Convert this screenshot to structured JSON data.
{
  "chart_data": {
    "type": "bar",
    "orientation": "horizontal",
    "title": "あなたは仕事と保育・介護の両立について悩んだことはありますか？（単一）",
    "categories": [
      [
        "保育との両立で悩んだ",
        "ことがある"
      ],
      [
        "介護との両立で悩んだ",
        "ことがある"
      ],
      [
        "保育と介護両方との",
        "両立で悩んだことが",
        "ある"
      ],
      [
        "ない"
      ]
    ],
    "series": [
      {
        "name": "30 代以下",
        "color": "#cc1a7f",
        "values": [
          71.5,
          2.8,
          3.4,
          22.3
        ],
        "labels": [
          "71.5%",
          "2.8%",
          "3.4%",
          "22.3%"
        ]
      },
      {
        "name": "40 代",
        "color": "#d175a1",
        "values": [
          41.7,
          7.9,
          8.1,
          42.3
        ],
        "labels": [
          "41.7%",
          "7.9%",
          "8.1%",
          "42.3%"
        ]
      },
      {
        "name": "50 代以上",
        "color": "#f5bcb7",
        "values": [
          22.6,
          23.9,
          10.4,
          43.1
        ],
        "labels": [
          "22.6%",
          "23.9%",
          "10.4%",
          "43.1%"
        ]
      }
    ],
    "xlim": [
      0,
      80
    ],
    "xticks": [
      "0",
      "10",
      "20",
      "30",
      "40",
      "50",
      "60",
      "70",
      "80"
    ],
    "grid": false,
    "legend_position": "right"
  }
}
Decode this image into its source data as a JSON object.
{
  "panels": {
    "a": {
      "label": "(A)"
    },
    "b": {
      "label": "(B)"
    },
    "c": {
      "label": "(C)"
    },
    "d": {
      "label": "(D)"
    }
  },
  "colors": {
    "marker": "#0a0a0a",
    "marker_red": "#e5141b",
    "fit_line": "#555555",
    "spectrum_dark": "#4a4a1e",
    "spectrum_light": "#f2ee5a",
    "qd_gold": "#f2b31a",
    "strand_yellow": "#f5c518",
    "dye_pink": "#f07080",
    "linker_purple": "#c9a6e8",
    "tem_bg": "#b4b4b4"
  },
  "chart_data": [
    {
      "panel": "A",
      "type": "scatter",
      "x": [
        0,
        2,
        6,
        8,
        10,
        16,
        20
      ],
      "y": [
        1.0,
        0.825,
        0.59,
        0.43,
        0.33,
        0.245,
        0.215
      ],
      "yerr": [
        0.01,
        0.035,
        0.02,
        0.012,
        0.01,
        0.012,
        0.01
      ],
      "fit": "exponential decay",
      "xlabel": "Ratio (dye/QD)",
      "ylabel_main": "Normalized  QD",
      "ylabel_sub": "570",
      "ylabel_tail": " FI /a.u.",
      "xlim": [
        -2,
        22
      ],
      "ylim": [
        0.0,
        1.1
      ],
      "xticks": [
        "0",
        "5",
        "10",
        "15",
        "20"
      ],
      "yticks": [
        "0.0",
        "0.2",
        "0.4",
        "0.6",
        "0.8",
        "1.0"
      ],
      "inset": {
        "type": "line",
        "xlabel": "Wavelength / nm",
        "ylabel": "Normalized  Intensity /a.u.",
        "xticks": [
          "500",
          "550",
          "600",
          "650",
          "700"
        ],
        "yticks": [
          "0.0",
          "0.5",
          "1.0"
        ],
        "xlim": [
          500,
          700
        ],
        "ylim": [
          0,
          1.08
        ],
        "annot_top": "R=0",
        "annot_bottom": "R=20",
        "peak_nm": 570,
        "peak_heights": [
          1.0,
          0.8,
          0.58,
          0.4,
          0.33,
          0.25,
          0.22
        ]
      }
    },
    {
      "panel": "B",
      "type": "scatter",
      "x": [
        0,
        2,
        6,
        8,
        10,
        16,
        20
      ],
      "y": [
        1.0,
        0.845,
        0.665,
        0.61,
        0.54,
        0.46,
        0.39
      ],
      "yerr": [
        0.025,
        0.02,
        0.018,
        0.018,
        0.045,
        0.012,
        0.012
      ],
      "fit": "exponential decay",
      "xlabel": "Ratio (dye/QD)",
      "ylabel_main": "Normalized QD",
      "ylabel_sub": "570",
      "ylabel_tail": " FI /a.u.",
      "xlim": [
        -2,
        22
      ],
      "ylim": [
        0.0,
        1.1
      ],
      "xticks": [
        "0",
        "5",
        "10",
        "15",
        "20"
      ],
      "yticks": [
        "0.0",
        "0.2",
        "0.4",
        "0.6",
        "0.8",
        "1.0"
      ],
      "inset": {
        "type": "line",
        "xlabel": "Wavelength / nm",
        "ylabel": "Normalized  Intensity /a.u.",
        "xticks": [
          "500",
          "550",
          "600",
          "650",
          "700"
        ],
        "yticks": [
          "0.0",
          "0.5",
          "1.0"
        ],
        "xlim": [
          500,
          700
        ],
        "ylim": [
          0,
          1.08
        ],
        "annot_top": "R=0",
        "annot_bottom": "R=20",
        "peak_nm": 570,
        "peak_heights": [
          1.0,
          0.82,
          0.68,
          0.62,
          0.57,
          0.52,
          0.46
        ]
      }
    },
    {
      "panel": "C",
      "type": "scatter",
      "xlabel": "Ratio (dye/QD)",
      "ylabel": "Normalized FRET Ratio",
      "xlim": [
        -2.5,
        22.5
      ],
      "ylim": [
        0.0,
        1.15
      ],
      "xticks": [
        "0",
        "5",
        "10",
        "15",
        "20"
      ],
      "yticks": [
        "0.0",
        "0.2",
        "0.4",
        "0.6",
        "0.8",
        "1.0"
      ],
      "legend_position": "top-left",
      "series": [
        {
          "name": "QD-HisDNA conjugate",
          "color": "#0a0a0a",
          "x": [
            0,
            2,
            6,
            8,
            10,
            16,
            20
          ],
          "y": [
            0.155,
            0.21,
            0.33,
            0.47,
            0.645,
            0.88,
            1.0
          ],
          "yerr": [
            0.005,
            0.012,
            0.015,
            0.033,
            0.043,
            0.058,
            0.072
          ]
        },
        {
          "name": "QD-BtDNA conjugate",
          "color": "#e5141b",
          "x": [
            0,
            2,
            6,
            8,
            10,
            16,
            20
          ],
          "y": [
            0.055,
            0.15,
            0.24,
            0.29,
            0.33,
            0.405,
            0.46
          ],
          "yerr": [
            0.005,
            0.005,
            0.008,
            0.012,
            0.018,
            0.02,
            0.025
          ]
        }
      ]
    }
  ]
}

> _WORK INSTRUCTIONS_
Copy all lines from the material that include "conjugate".

> _TASK ANSWER_
          "name": "QD-HisDNA conjugate",
          "name": "QD-BtDNA conjugate",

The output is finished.